Stored records
## BEGIN
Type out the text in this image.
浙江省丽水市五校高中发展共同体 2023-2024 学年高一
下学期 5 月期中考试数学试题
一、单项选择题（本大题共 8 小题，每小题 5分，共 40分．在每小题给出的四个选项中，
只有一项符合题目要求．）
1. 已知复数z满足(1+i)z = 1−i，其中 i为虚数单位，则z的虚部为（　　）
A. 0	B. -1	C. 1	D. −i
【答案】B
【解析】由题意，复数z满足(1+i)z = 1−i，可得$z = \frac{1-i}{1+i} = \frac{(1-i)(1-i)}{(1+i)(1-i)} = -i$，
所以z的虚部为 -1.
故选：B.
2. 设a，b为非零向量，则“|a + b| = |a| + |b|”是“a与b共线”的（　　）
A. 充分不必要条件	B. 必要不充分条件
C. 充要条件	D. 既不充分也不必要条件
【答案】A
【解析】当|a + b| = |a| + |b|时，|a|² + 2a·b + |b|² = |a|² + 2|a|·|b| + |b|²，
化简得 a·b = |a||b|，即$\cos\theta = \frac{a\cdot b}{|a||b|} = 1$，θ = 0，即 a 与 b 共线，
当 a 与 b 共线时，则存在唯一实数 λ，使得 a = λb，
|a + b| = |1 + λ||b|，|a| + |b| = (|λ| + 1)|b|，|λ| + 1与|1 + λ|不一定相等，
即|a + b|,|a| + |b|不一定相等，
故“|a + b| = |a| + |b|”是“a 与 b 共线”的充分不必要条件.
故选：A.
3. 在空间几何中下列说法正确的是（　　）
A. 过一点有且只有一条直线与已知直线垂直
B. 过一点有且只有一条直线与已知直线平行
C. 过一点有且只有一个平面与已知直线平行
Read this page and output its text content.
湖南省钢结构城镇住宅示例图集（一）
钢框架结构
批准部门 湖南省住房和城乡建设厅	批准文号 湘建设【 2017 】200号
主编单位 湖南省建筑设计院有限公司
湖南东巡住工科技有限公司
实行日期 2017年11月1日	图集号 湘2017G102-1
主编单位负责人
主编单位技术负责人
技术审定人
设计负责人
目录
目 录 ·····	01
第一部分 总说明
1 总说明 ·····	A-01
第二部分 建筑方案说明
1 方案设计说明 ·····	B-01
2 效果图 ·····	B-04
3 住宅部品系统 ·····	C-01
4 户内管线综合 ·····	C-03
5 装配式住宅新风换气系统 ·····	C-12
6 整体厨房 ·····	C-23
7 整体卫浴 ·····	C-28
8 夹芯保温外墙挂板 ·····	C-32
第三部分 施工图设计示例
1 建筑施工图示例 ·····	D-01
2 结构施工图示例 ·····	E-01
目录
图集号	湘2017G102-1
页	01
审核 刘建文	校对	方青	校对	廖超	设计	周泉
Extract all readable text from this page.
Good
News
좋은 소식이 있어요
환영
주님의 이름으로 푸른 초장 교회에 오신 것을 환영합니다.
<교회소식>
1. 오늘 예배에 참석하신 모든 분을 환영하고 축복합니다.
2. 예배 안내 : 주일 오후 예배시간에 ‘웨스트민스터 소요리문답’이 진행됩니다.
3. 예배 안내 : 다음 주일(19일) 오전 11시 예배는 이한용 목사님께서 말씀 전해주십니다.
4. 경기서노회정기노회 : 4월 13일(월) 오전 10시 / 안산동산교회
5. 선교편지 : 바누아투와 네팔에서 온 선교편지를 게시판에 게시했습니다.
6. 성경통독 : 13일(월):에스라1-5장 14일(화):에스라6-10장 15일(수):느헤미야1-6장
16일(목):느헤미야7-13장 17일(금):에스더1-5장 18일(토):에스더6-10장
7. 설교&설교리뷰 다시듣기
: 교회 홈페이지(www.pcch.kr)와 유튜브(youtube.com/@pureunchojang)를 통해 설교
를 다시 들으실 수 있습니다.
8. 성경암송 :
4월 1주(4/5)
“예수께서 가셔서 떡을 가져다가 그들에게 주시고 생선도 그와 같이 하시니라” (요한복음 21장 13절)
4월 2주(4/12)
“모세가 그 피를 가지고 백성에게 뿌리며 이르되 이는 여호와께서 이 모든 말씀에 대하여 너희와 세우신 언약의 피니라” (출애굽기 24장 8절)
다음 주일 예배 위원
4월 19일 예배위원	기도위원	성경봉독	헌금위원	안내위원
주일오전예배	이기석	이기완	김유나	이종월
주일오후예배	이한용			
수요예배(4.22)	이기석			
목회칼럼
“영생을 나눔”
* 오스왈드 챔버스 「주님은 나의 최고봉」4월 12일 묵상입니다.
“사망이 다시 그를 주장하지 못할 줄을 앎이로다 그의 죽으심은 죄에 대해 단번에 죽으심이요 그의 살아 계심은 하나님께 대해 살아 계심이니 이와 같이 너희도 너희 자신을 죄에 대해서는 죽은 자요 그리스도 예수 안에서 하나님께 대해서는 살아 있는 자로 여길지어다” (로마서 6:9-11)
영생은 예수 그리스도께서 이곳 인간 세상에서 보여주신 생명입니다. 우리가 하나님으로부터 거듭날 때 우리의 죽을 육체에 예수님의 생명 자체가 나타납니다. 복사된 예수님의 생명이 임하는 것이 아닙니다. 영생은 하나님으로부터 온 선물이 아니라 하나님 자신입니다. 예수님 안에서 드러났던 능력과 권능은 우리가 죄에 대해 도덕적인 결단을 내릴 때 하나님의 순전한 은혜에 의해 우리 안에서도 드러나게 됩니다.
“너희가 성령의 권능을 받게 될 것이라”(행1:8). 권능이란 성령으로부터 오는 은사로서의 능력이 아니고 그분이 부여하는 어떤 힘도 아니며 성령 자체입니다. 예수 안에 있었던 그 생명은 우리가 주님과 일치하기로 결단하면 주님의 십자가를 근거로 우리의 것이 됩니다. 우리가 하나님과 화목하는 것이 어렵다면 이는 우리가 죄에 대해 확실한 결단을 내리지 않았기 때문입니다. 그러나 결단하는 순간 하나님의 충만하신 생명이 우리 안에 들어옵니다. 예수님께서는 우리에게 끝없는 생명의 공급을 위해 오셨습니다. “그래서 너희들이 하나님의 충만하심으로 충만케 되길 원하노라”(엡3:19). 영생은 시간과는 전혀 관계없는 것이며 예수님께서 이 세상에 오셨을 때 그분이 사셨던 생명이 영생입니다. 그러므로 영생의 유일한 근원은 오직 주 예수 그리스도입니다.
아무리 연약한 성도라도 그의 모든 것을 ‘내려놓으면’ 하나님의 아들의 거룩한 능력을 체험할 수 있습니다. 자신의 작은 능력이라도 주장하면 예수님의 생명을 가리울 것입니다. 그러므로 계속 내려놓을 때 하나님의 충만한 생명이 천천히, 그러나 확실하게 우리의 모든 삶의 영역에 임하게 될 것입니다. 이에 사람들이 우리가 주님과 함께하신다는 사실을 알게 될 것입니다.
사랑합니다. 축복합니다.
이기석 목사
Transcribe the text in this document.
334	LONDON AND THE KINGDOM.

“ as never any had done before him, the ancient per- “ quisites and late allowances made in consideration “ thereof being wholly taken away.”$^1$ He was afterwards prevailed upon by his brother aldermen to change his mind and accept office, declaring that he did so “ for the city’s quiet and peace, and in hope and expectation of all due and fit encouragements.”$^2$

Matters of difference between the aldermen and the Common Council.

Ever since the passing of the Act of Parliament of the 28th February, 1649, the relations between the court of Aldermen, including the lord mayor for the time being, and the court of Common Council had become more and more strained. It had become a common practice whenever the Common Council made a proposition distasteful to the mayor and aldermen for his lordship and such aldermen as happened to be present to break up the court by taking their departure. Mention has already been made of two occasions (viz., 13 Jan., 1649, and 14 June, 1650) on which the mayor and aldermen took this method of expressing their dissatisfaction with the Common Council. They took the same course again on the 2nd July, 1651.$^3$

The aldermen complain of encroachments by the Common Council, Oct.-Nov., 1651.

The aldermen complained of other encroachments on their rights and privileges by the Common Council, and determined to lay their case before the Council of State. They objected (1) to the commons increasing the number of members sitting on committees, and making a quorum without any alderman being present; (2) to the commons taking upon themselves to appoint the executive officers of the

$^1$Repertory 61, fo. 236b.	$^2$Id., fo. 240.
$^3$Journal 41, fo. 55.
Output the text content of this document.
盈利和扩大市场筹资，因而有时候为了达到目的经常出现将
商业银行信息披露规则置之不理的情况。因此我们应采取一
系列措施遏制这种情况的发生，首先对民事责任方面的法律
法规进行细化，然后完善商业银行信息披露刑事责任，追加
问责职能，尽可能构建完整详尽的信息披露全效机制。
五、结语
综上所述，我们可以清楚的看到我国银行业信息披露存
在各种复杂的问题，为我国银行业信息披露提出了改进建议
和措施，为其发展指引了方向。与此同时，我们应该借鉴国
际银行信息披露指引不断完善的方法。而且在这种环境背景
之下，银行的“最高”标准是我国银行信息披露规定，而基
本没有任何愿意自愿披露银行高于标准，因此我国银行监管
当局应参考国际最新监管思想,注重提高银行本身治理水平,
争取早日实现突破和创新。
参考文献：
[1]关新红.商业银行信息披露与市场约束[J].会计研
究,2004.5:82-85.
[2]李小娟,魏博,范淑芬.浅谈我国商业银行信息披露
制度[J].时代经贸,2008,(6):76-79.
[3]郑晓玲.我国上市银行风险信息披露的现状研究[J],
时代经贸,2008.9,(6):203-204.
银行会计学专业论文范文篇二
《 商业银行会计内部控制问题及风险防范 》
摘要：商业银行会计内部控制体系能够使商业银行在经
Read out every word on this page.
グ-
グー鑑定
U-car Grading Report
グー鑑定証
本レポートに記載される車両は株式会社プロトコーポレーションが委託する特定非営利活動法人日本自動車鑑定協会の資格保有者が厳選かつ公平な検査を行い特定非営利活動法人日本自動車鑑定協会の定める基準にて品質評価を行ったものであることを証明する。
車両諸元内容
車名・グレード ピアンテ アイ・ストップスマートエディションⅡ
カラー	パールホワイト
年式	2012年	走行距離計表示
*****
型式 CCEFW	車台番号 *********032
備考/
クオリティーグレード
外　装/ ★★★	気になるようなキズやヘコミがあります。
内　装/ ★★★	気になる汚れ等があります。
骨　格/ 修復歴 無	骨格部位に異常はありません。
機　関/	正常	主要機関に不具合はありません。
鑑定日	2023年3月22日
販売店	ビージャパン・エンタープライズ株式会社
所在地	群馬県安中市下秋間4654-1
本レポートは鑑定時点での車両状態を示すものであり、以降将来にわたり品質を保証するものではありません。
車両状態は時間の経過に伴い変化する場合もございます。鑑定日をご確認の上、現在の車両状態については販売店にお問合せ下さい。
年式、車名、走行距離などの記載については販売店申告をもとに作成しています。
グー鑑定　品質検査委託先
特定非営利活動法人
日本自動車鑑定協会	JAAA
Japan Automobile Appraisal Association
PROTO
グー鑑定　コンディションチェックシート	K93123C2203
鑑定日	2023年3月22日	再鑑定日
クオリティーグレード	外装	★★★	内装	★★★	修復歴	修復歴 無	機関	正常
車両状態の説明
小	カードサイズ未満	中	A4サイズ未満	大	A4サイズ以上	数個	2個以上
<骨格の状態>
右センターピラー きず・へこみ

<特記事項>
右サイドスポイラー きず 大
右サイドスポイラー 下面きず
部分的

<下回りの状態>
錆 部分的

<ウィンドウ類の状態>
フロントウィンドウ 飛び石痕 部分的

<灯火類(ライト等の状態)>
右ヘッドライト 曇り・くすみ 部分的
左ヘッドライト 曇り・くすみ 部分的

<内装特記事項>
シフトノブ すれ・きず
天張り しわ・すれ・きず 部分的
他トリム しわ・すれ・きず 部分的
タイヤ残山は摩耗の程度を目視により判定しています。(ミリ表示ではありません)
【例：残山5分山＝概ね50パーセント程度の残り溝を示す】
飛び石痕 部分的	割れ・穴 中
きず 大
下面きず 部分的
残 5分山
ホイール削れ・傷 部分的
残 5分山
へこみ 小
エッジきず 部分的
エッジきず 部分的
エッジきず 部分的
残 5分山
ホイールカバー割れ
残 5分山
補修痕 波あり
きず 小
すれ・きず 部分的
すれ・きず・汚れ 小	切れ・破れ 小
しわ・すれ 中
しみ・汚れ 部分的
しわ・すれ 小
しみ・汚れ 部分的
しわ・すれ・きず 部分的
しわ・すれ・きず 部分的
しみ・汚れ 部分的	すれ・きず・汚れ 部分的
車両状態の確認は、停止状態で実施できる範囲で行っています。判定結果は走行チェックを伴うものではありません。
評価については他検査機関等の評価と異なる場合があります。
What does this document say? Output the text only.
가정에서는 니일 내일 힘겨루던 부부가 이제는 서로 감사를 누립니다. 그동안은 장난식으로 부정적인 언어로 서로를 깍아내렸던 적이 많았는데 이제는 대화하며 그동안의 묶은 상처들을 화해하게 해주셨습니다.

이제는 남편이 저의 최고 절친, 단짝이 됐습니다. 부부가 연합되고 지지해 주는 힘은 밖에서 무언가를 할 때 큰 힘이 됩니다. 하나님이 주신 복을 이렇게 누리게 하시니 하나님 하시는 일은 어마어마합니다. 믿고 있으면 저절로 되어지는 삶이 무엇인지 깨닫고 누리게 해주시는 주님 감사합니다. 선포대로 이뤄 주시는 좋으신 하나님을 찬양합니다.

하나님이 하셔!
## END
● **Aim**: Copy all lines from the material that contain "있습니다".

● **Result for this exercise**:
를 다시 들으실 수 있습니다.
아무리 연약한 성도라도 그의 모든 것을 ‘내려놓으면’ 하나님의 아들의 거룩한 능력을 체험할 수 있습니다. 자신의 작은 능력이라도 주장하면 예수님의 생명을 가리울 것입니다. 그러므로 계속 내려놓을 때 하나님의 충만한 생명이 천천히, 그러나 확실하게 우리의 모든 삶의 영역에 임하게 될 것입니다. 이에 사람들이 우리가 주님과 함께하신다는 사실을 알게 될 것입니다.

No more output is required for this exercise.